EXERCISE →
Quote the whole listing word for word. Do not include the pictures.

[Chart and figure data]
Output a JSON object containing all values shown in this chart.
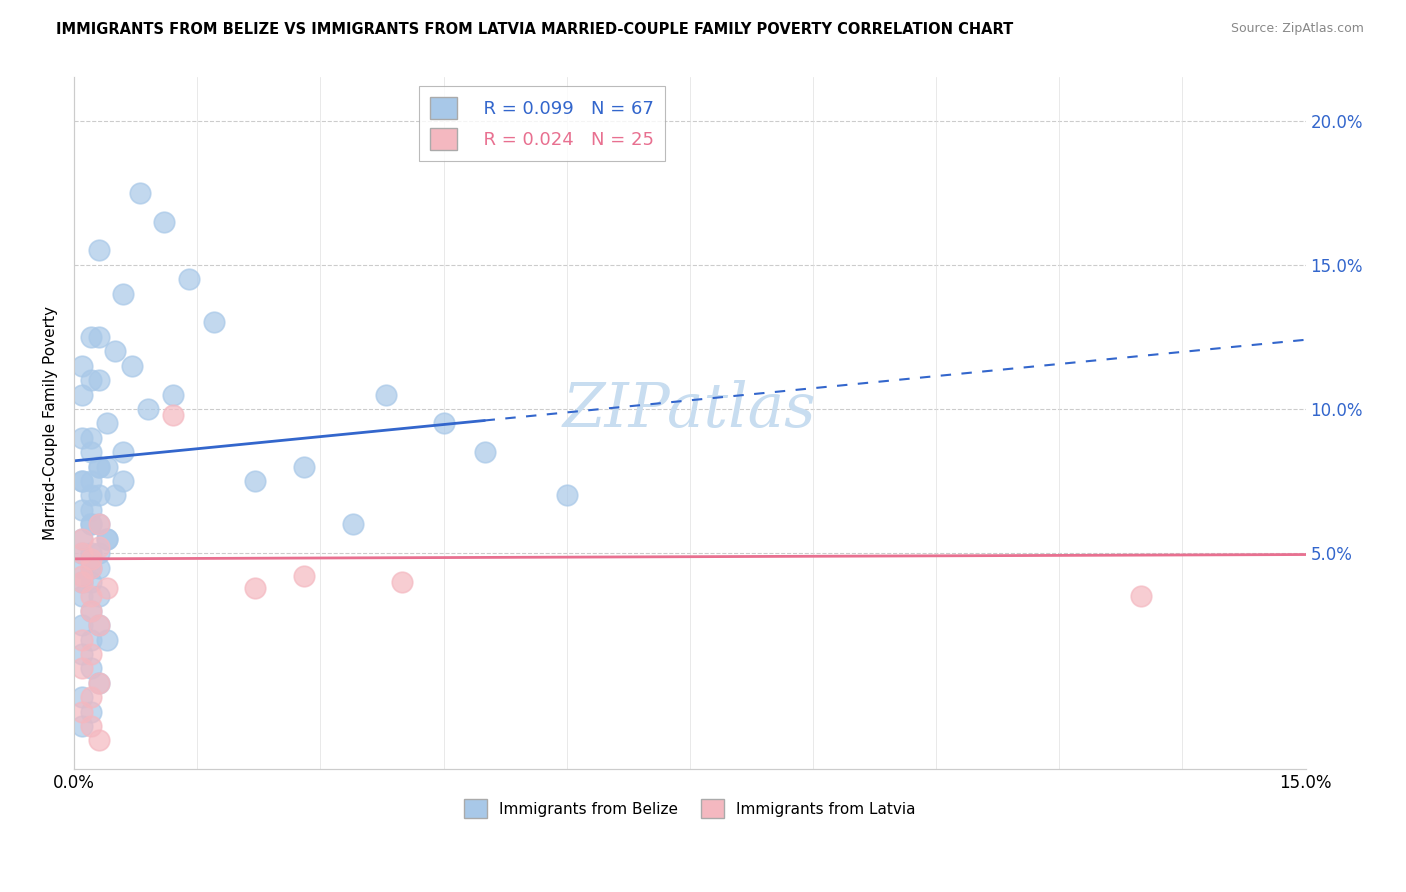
{
  "title": "IMMIGRANTS FROM BELIZE VS IMMIGRANTS FROM LATVIA MARRIED-COUPLE FAMILY POVERTY CORRELATION CHART",
  "source": "Source: ZipAtlas.com",
  "ylabel": "Married-Couple Family Poverty",
  "xlim": [
    0.0,
    0.15
  ],
  "ylim": [
    -0.025,
    0.215
  ],
  "belize_R": "0.099",
  "belize_N": "67",
  "latvia_R": "0.024",
  "latvia_N": "25",
  "belize_color": "#a8c8e8",
  "latvia_color": "#f4b8c0",
  "belize_line_color": "#3366cc",
  "latvia_line_color": "#e87090",
  "watermark_color": "#c8ddf0",
  "belize_x": [
    0.008,
    0.011,
    0.003,
    0.014,
    0.006,
    0.017,
    0.003,
    0.007,
    0.002,
    0.012,
    0.002,
    0.005,
    0.001,
    0.003,
    0.001,
    0.009,
    0.004,
    0.002,
    0.006,
    0.003,
    0.001,
    0.002,
    0.004,
    0.001,
    0.003,
    0.002,
    0.006,
    0.003,
    0.005,
    0.002,
    0.001,
    0.002,
    0.001,
    0.003,
    0.002,
    0.004,
    0.001,
    0.002,
    0.003,
    0.001,
    0.002,
    0.004,
    0.001,
    0.002,
    0.003,
    0.001,
    0.002,
    0.003,
    0.001,
    0.002,
    0.001,
    0.003,
    0.002,
    0.004,
    0.001,
    0.002,
    0.003,
    0.001,
    0.002,
    0.001,
    0.038,
    0.045,
    0.028,
    0.05,
    0.022,
    0.06,
    0.034
  ],
  "belize_y": [
    0.175,
    0.165,
    0.155,
    0.145,
    0.14,
    0.13,
    0.125,
    0.115,
    0.11,
    0.105,
    0.125,
    0.12,
    0.115,
    0.11,
    0.105,
    0.1,
    0.095,
    0.09,
    0.085,
    0.08,
    0.09,
    0.085,
    0.08,
    0.075,
    0.08,
    0.075,
    0.075,
    0.07,
    0.07,
    0.065,
    0.075,
    0.07,
    0.065,
    0.06,
    0.06,
    0.055,
    0.055,
    0.05,
    0.05,
    0.045,
    0.06,
    0.055,
    0.05,
    0.045,
    0.045,
    0.04,
    0.04,
    0.035,
    0.035,
    0.03,
    0.025,
    0.025,
    0.02,
    0.02,
    0.015,
    0.01,
    0.005,
    0.0,
    -0.005,
    -0.01,
    0.105,
    0.095,
    0.08,
    0.085,
    0.075,
    0.07,
    0.06
  ],
  "latvia_x": [
    0.001,
    0.002,
    0.003,
    0.001,
    0.002,
    0.001,
    0.003,
    0.002,
    0.001,
    0.004,
    0.002,
    0.003,
    0.001,
    0.002,
    0.001,
    0.003,
    0.002,
    0.001,
    0.002,
    0.003,
    0.012,
    0.022,
    0.028,
    0.13,
    0.04
  ],
  "latvia_y": [
    0.05,
    0.045,
    0.06,
    0.04,
    0.048,
    0.042,
    0.052,
    0.035,
    0.055,
    0.038,
    0.03,
    0.025,
    0.02,
    0.015,
    0.01,
    0.005,
    0.0,
    -0.005,
    -0.01,
    -0.015,
    0.098,
    0.038,
    0.042,
    0.035,
    0.04
  ],
  "belize_intercept": 0.082,
  "belize_slope": 0.28,
  "latvia_intercept": 0.048,
  "latvia_slope": 0.01
}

OUTPUT OF THE EXERCISE →
Output a JSON object containing all values shown in this chart.
{
  "title": "IMMIGRANTS FROM BELIZE VS IMMIGRANTS FROM LATVIA MARRIED-COUPLE FAMILY POVERTY CORRELATION CHART",
  "source": "Source: ZipAtlas.com",
  "ylabel": "Married-Couple Family Poverty",
  "xlim": [
    0.0,
    0.15
  ],
  "ylim": [
    -0.025,
    0.215
  ],
  "belize_R": "0.099",
  "belize_N": "67",
  "latvia_R": "0.024",
  "latvia_N": "25",
  "belize_color": "#a8c8e8",
  "latvia_color": "#f4b8c0",
  "belize_line_color": "#3366cc",
  "latvia_line_color": "#e87090",
  "watermark_color": "#c8ddf0",
  "belize_x": [
    0.008,
    0.011,
    0.003,
    0.014,
    0.006,
    0.017,
    0.003,
    0.007,
    0.002,
    0.012,
    0.002,
    0.005,
    0.001,
    0.003,
    0.001,
    0.009,
    0.004,
    0.002,
    0.006,
    0.003,
    0.001,
    0.002,
    0.004,
    0.001,
    0.003,
    0.002,
    0.006,
    0.003,
    0.005,
    0.002,
    0.001,
    0.002,
    0.001,
    0.003,
    0.002,
    0.004,
    0.001,
    0.002,
    0.003,
    0.001,
    0.002,
    0.004,
    0.001,
    0.002,
    0.003,
    0.001,
    0.002,
    0.003,
    0.001,
    0.002,
    0.001,
    0.003,
    0.002,
    0.004,
    0.001,
    0.002,
    0.003,
    0.001,
    0.002,
    0.001,
    0.038,
    0.045,
    0.028,
    0.05,
    0.022,
    0.06,
    0.034
  ],
  "belize_y": [
    0.175,
    0.165,
    0.155,
    0.145,
    0.14,
    0.13,
    0.125,
    0.115,
    0.11,
    0.105,
    0.125,
    0.12,
    0.115,
    0.11,
    0.105,
    0.1,
    0.095,
    0.09,
    0.085,
    0.08,
    0.09,
    0.085,
    0.08,
    0.075,
    0.08,
    0.075,
    0.075,
    0.07,
    0.07,
    0.065,
    0.075,
    0.07,
    0.065,
    0.06,
    0.06,
    0.055,
    0.055,
    0.05,
    0.05,
    0.045,
    0.06,
    0.055,
    0.05,
    0.045,
    0.045,
    0.04,
    0.04,
    0.035,
    0.035,
    0.03,
    0.025,
    0.025,
    0.02,
    0.02,
    0.015,
    0.01,
    0.005,
    0.0,
    -0.005,
    -0.01,
    0.105,
    0.095,
    0.08,
    0.085,
    0.075,
    0.07,
    0.06
  ],
  "latvia_x": [
    0.001,
    0.002,
    0.003,
    0.001,
    0.002,
    0.001,
    0.003,
    0.002,
    0.001,
    0.004,
    0.002,
    0.003,
    0.001,
    0.002,
    0.001,
    0.003,
    0.002,
    0.001,
    0.002,
    0.003,
    0.012,
    0.022,
    0.028,
    0.13,
    0.04
  ],
  "latvia_y": [
    0.05,
    0.045,
    0.06,
    0.04,
    0.048,
    0.042,
    0.052,
    0.035,
    0.055,
    0.038,
    0.03,
    0.025,
    0.02,
    0.015,
    0.01,
    0.005,
    0.0,
    -0.005,
    -0.01,
    -0.015,
    0.098,
    0.038,
    0.042,
    0.035,
    0.04
  ],
  "belize_intercept": 0.082,
  "belize_slope": 0.28,
  "latvia_intercept": 0.048,
  "latvia_slope": 0.01
}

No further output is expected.